Dataset records:
- - - - -

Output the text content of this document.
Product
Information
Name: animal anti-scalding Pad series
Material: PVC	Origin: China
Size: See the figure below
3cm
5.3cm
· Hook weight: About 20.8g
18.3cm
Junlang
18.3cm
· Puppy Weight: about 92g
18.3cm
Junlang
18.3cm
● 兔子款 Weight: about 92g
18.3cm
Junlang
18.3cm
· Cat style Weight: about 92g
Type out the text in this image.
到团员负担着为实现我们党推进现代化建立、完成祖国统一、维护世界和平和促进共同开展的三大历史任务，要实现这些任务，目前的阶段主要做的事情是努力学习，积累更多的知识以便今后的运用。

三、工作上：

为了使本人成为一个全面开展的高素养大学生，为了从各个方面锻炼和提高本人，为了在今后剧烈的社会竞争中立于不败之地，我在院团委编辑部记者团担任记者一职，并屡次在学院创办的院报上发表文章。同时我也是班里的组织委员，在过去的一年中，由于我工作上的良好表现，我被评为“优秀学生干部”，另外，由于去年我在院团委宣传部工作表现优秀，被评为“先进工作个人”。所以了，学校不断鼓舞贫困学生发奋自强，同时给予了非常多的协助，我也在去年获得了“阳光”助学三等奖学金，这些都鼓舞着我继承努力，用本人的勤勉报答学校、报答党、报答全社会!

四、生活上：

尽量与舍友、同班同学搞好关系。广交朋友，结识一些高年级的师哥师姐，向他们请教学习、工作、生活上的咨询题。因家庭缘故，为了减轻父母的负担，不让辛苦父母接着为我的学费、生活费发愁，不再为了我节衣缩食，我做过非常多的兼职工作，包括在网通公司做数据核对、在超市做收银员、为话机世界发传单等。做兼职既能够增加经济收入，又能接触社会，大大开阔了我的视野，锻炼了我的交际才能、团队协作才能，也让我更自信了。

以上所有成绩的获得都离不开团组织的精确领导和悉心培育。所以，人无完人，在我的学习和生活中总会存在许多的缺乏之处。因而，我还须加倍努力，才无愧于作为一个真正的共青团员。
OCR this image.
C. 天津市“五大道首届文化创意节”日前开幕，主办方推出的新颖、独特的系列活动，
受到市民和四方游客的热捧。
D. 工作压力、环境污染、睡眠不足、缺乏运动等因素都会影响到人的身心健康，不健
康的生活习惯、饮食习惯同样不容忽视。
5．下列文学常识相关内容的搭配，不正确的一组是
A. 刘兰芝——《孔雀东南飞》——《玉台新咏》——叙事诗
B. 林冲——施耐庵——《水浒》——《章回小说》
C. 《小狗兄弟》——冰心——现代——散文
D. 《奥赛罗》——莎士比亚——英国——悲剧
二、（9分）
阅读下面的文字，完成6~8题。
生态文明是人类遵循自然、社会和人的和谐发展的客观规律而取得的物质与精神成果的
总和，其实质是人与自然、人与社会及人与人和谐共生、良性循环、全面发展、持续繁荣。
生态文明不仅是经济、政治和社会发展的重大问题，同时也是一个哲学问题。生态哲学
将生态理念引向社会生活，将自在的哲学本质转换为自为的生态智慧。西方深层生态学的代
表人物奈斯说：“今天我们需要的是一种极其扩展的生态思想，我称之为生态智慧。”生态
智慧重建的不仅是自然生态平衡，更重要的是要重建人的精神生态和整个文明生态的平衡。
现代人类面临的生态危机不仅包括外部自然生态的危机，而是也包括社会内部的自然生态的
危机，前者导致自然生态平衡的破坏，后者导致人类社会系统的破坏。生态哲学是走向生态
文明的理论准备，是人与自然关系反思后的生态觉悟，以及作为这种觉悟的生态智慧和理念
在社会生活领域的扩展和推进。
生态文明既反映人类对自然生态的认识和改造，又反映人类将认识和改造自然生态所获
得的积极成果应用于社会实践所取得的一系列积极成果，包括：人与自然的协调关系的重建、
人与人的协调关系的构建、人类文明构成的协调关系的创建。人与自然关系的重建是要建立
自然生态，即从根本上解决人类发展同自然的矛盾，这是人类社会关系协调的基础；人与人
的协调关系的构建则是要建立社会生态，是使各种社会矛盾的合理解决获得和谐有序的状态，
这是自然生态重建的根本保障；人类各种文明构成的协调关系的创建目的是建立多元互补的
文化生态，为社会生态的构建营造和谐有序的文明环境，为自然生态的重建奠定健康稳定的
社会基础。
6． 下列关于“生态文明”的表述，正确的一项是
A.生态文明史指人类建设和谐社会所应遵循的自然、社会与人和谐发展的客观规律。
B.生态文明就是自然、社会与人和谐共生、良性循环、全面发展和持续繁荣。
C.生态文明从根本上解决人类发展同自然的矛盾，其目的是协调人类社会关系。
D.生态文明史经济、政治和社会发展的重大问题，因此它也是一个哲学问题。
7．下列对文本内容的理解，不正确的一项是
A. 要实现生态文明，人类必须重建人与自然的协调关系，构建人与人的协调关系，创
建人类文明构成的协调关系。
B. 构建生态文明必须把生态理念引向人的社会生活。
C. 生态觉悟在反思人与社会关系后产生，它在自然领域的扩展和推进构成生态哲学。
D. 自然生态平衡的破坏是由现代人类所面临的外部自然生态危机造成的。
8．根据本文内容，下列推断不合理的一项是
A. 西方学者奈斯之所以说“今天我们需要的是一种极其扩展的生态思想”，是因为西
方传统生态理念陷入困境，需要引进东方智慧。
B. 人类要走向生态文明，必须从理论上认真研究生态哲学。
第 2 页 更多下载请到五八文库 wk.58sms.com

- - - - -

Give only the number of lines in the data that hold the word "政治和社会发展的重大问题".

● **Solved problem**
2